WHAT YOU NEED TO DO: The records below are to be copied word for word, with every picture left out.

Source data:

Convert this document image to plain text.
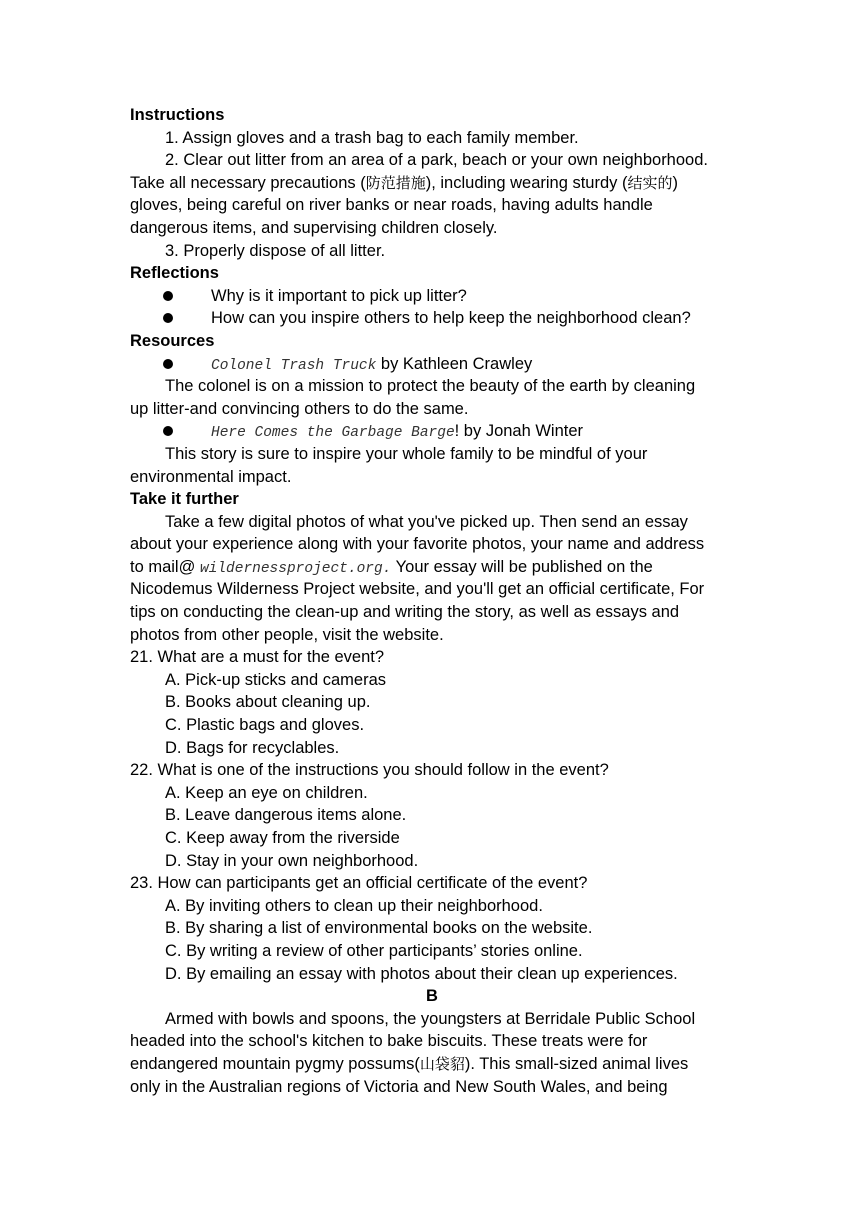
Instructions
1. Assign gloves and a trash bag to each family member.
2. Clear out litter from an area of a park, beach or your own neighborhood.
Take all necessary precautions (防范措施), including wearing sturdy (结实的)
gloves, being careful on river banks or near roads, having adults handle
dangerous items, and supervising children closely.
3. Properly dispose of all litter.
Reflections
Why is it important to pick up litter?
How can you inspire others to help keep the neighborhood clean?
Resources
Colonel Trash Truck by Kathleen Crawley
The colonel is on a mission to protect the beauty of the earth by cleaning
up litter-and convincing others to do the same.
Here Comes the Garbage Barge! by Jonah Winter
This story is sure to inspire your whole family to be mindful of your
environmental impact.
Take it further
Take a few digital photos of what you've picked up. Then send an essay
about your experience along with your favorite photos, your name and address
to mail@ wildernessproject.org. Your essay will be published on the
Nicodemus Wilderness Project website, and you'll get an official certificate, For
tips on conducting the clean-up and writing the story, as well as essays and
photos from other people, visit the website.
21. What are a must for the event?
A. Pick-up sticks and cameras
B. Books about cleaning up.
C. Plastic bags and gloves.
D. Bags for recyclables.
22. What is one of the instructions you should follow in the event?
A. Keep an eye on children.
B. Leave dangerous items alone.
C. Keep away from the riverside
D. Stay in your own neighborhood.
23. How can participants get an official certificate of the event?
A. By inviting others to clean up their neighborhood.
B. By sharing a list of environmental books on the website.
C. By writing a review of other participants’ stories online.
D. By emailing an essay with photos about their clean up experiences.
B
Armed with bowls and spoons, the youngsters at Berridale Public School
headed into the school's kitchen to bake biscuits. These treats were for
endangered mountain pygmy possums(山袋貂). This small-sized animal lives
only in the Australian regions of Victoria and New South Wales, and being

EXERCISE RESPONSE:
Convert this document image to plain text.
Instructions
1. Assign gloves and a trash bag to each family member.
2. Clear out litter from an area of a park, beach or your own neighborhood.
Take all necessary precautions (防范措施), including wearing sturdy (结实的)
gloves, being careful on river banks or near roads, having adults handle
dangerous items, and supervising children closely.
3. Properly dispose of all litter.
Reflections
Why is it important to pick up litter?
How can you inspire others to help keep the neighborhood clean?
Resources
Colonel Trash Truck by Kathleen Crawley
The colonel is on a mission to protect the beauty of the earth by cleaning
up litter-and convincing others to do the same.
Here Comes the Garbage Barge! by Jonah Winter
This story is sure to inspire your whole family to be mindful of your
environmental impact.
Take it further
Take a few digital photos of what you've picked up. Then send an essay
about your experience along with your favorite photos, your name and address
to mail@ wildernessproject.org. Your essay will be published on the
Nicodemus Wilderness Project website, and you'll get an official certificate, For
tips on conducting the clean-up and writing the story, as well as essays and
photos from other people, visit the website.
21. What are a must for the event?
A. Pick-up sticks and cameras
B. Books about cleaning up.
C. Plastic bags and gloves.
D. Bags for recyclables.
22. What is one of the instructions you should follow in the event?
A. Keep an eye on children.
B. Leave dangerous items alone.
C. Keep away from the riverside
D. Stay in your own neighborhood.
23. How can participants get an official certificate of the event?
A. By inviting others to clean up their neighborhood.
B. By sharing a list of environmental books on the website.
C. By writing a review of other participants’ stories online.
D. By emailing an essay with photos about their clean up experiences.
B
Armed with bowls and spoons, the youngsters at Berridale Public School
headed into the school's kitchen to bake biscuits. These treats were for
endangered mountain pygmy possums(山袋貂). This small-sized animal lives
only in the Australian regions of Victoria and New South Wales, and being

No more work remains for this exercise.